Find the lines with the string "number" and return them.
============================================================
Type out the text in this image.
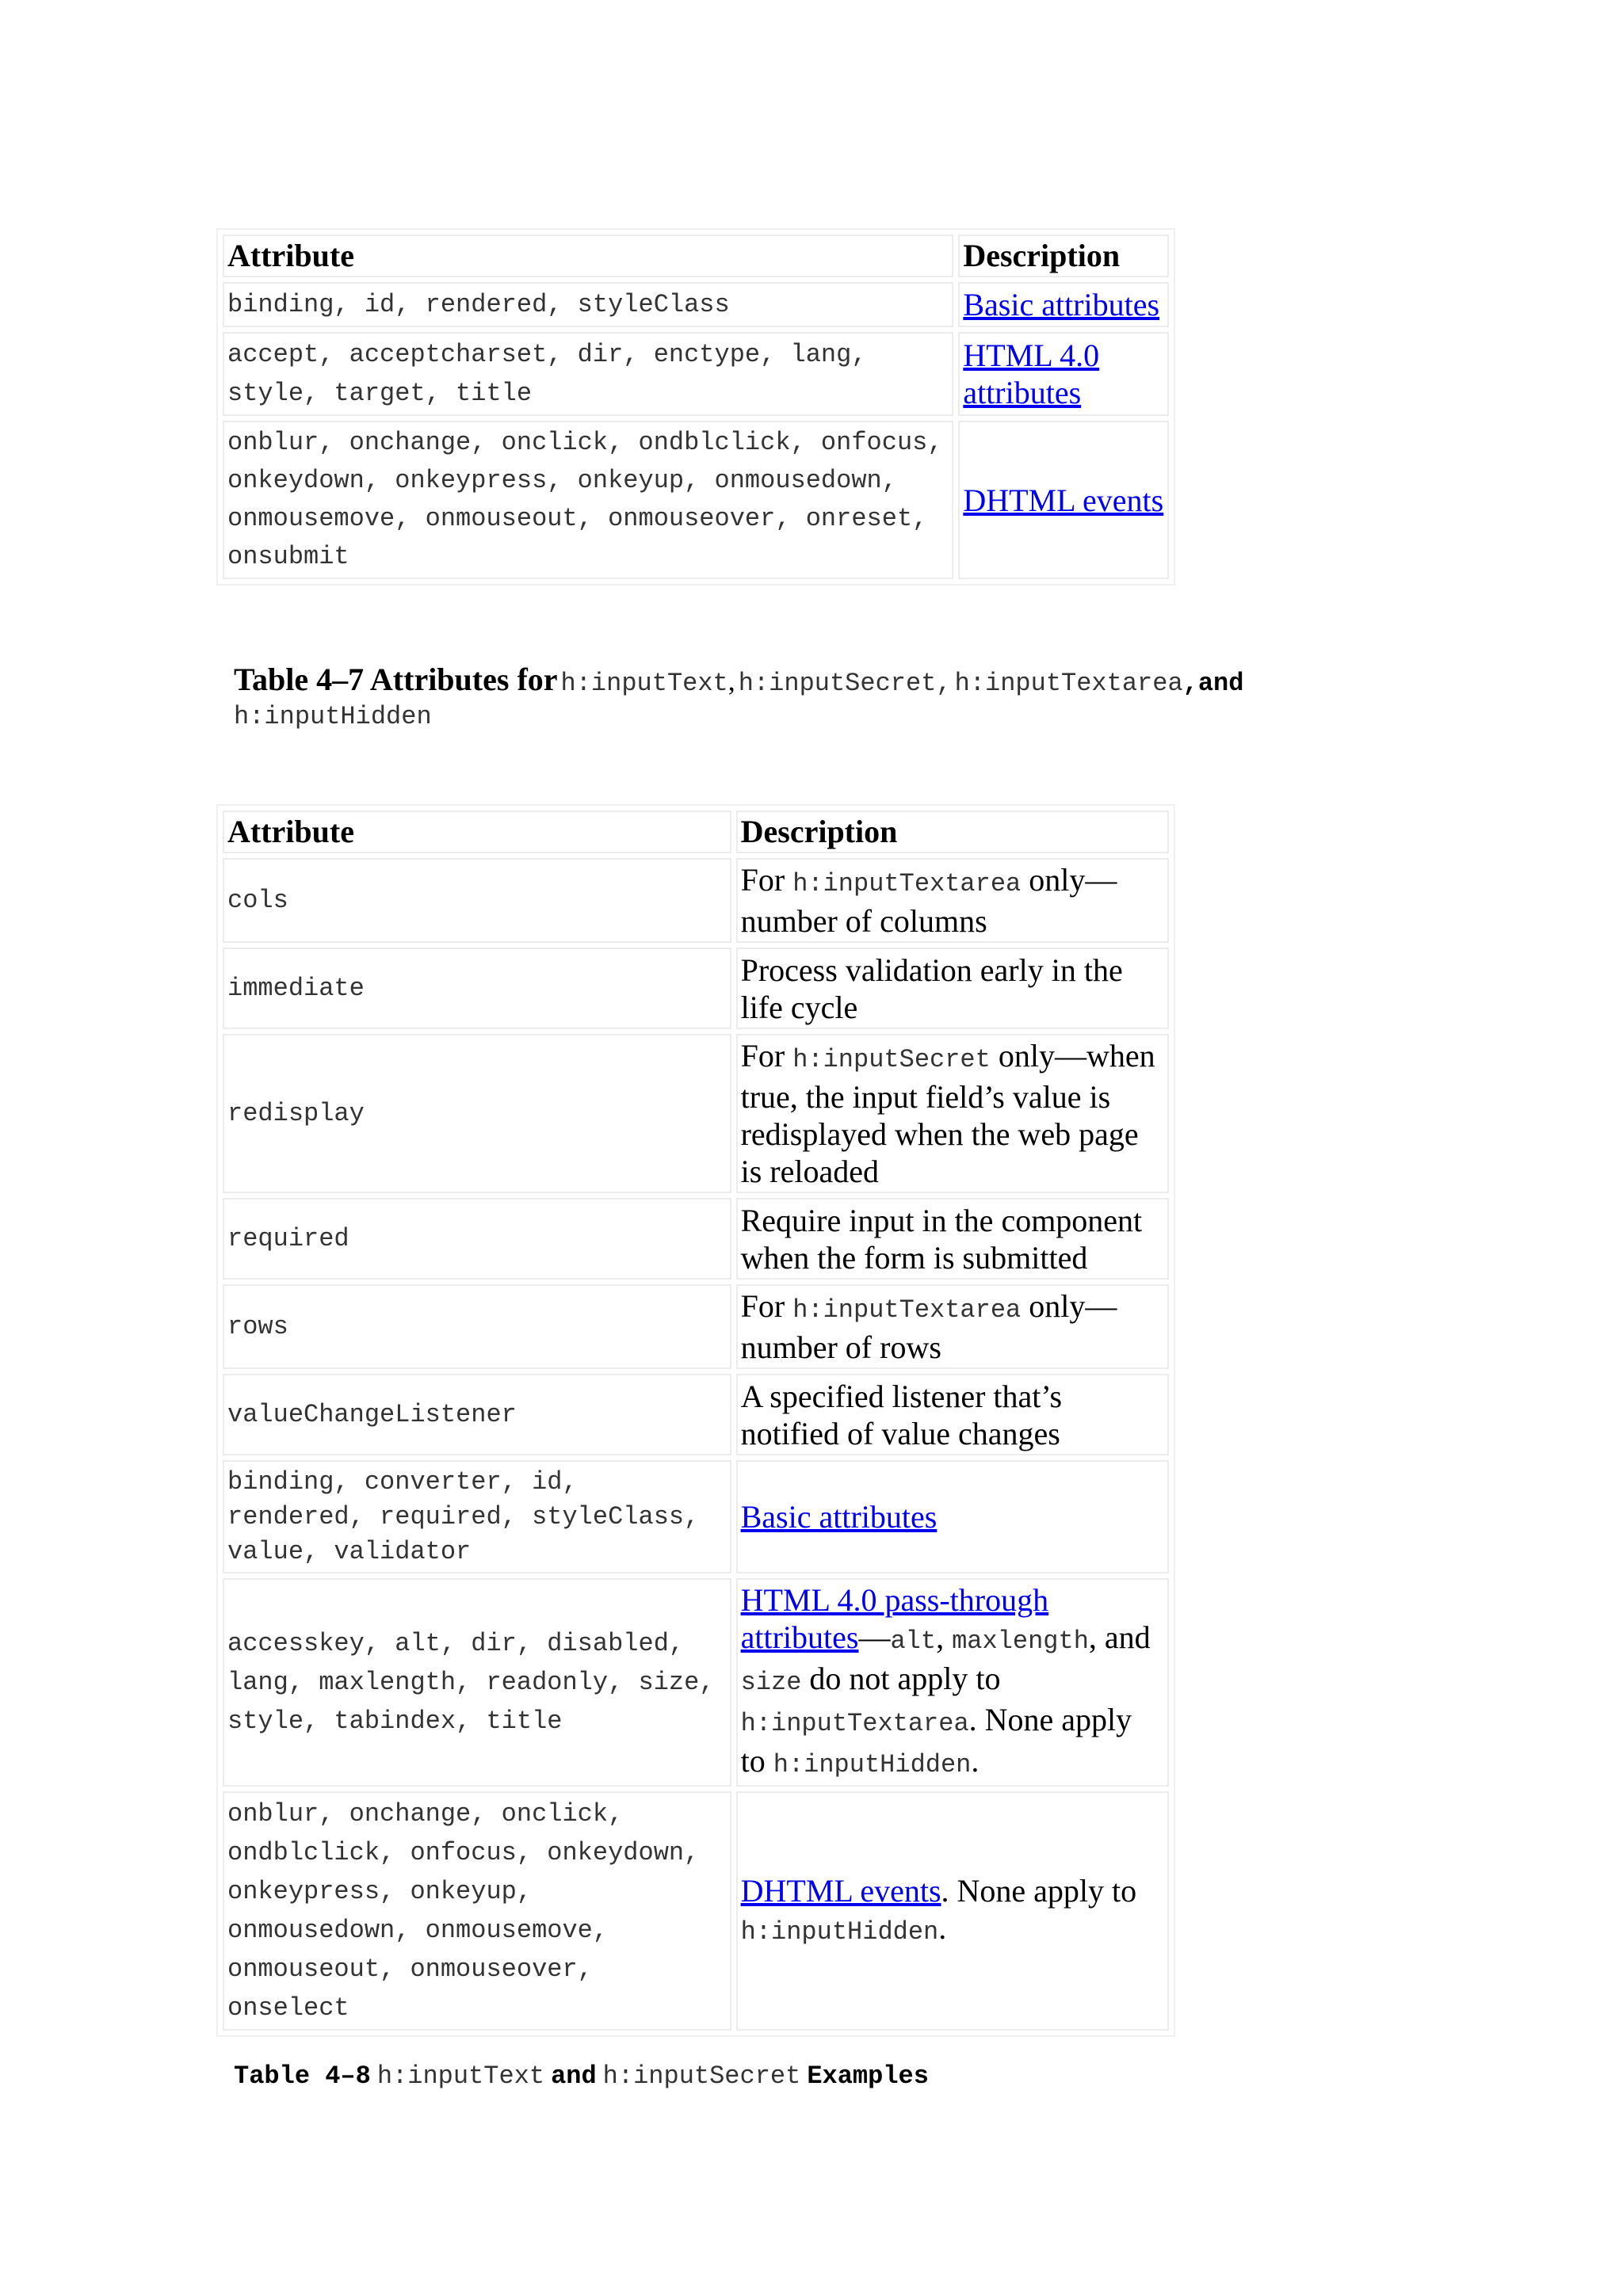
Attribute	Description
binding, id, rendered, styleClass	Basic attributes
accept, acceptcharset, dir, enctype, lang, style, target, title	HTML 4.0 attributes
onblur, onchange, onclick, ondblclick, onfocus, onkeydown, onkeypress, onkeyup, onmousedown, onmousemove, onmouseout, onmouseover, onreset, onsubmit	DHTML events
Table 4–7 Attributes for h:inputText, h:inputSecret, h:inputTextarea,and
h:inputHidden
Attribute	Description
cols	For h:inputTextarea only—number of columns
immediate	Process validation early in the life cycle
redisplay	For h:inputSecret only—when true, the input field’s value is redisplayed when the web page is reloaded
required	Require input in the component when the form is submitted
rows	For h:inputTextarea only—number of rows
valueChangeListener	A specified listener that’s notified of value changes
binding, converter, id, rendered, required, styleClass, value, validator	Basic attributes
accesskey, alt, dir, disabled, lang, maxlength, readonly, size, style, tabindex, title	HTML 4.0 pass-through attributes—alt, maxlength, and size do not apply to h:inputTextarea. None apply to h:inputHidden.
onblur, onchange, onclick, ondblclick, onfocus, onkeydown, onkeypress, onkeyup, onmousedown, onmousemove, onmouseout, onmouseover, onselect	DHTML events. None apply to
h:inputHidden.
Table 4–8 h:inputText and h:inputSecret Examples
============================================================
Problem solution -
cols	For h:inputTextarea only—number of columns
rows	For h:inputTextarea only—number of rows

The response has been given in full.